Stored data

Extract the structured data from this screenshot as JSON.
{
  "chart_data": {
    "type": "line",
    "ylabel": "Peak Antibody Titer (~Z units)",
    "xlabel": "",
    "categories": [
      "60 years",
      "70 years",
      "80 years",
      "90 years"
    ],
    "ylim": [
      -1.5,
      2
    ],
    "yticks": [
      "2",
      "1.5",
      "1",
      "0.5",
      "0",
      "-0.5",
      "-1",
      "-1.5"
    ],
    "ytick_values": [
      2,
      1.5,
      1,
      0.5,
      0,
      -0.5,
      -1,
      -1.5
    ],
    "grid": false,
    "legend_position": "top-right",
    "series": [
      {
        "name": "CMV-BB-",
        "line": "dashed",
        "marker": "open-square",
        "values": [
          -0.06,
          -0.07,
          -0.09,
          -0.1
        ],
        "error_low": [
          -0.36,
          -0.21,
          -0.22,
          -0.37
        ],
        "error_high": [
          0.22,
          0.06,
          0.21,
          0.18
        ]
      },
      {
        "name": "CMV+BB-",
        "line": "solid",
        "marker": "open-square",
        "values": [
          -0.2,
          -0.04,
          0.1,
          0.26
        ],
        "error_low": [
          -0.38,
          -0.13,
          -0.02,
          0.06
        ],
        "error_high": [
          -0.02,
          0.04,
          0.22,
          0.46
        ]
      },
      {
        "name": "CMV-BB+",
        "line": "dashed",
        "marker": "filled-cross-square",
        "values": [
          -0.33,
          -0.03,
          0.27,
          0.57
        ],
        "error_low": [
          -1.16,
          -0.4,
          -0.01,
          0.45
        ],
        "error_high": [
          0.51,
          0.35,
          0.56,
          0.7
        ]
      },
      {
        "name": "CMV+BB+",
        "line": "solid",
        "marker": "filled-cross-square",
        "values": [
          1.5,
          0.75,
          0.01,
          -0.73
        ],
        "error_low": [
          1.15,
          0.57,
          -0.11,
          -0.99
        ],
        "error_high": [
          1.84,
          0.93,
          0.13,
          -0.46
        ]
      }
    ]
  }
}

--

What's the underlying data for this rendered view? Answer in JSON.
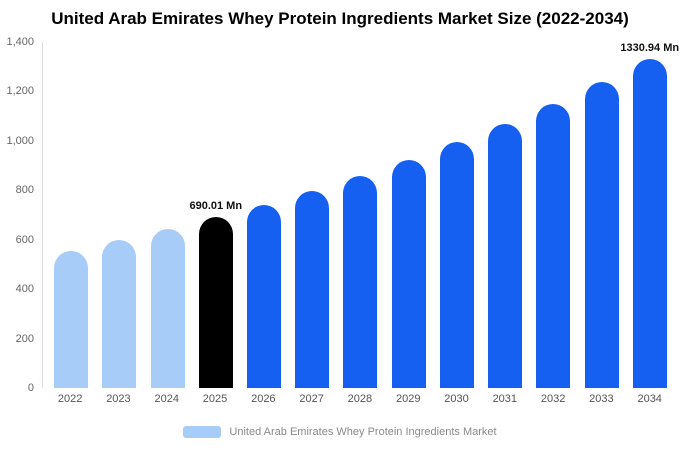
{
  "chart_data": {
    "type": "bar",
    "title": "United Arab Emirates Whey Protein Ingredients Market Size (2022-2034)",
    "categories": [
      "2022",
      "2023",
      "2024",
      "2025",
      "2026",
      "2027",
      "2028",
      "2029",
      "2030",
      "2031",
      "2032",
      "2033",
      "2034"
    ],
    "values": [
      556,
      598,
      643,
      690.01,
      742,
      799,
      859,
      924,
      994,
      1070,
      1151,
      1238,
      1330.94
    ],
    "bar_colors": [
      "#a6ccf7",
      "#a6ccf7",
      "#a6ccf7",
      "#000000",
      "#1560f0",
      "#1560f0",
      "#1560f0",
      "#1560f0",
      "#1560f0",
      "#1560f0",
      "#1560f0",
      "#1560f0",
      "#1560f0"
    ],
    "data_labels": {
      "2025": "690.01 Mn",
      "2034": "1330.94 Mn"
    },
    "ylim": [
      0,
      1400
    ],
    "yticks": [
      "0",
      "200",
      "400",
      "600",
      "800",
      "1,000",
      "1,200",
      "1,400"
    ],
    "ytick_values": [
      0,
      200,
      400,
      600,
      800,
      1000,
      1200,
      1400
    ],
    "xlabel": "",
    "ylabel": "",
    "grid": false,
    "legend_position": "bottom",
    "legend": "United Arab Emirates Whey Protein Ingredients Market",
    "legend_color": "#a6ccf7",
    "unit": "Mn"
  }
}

**About this task**
Each line in the data that holds the string "United" should be found and copied.

**Exercise answer**
    "title": "United Arab Emirates Whey Protein Ingredients Market Size (2022-2034)",
    "legend": "United Arab Emirates Whey Protein Ingredients Market",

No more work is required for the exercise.